◆ GIVEN INSTRUCTION: Repeat the listing in full. Nothing may be added or left out.

# start of DATA EXCERPTS

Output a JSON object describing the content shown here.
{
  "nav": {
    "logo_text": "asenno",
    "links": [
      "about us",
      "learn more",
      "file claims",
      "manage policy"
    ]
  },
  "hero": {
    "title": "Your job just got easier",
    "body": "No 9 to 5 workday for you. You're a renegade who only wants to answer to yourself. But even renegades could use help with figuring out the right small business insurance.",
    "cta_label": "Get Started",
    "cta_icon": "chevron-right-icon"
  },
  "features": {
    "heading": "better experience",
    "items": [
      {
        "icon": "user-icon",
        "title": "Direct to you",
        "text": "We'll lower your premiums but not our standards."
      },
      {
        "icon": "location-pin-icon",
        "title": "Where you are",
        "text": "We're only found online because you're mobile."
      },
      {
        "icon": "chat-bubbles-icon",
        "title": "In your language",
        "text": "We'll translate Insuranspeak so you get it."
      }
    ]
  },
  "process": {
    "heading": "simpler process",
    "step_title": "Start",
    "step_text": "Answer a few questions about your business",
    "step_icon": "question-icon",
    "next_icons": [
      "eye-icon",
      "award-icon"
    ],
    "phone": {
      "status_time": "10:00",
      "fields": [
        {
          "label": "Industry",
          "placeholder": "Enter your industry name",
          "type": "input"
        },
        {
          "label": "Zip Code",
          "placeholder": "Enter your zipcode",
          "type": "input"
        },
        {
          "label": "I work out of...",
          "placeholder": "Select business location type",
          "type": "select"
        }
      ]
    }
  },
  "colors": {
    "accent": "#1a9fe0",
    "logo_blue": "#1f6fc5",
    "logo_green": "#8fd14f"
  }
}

# end of DATA EXCERPTS

◆ ANSWER TO THIS TASK:
Output a JSON object describing the content shown here.
{
  "nav": {
    "logo_text": "asenno",
    "links": [
      "about us",
      "learn more",
      "file claims",
      "manage policy"
    ]
  },
  "hero": {
    "title": "Your job just got easier",
    "body": "No 9 to 5 workday for you. You're a renegade who only wants to answer to yourself. But even renegades could use help with figuring out the right small business insurance.",
    "cta_label": "Get Started",
    "cta_icon": "chevron-right-icon"
  },
  "features": {
    "heading": "better experience",
    "items": [
      {
        "icon": "user-icon",
        "title": "Direct to you",
        "text": "We'll lower your premiums but not our standards."
      },
      {
        "icon": "location-pin-icon",
        "title": "Where you are",
        "text": "We're only found online because you're mobile."
      },
      {
        "icon": "chat-bubbles-icon",
        "title": "In your language",
        "text": "We'll translate Insuranspeak so you get it."
      }
    ]
  },
  "process": {
    "heading": "simpler process",
    "step_title": "Start",
    "step_text": "Answer a few questions about your business",
    "step_icon": "question-icon",
    "next_icons": [
      "eye-icon",
      "award-icon"
    ],
    "phone": {
      "status_time": "10:00",
      "fields": [
        {
          "label": "Industry",
          "placeholder": "Enter your industry name",
          "type": "input"
        },
        {
          "label": "Zip Code",
          "placeholder": "Enter your zipcode",
          "type": "input"
        },
        {
          "label": "I work out of...",
          "placeholder": "Select business location type",
          "type": "select"
        }
      ]
    }
  },
  "colors": {
    "accent": "#1a9fe0",
    "logo_blue": "#1f6fc5",
    "logo_green": "#8fd14f"
  }
}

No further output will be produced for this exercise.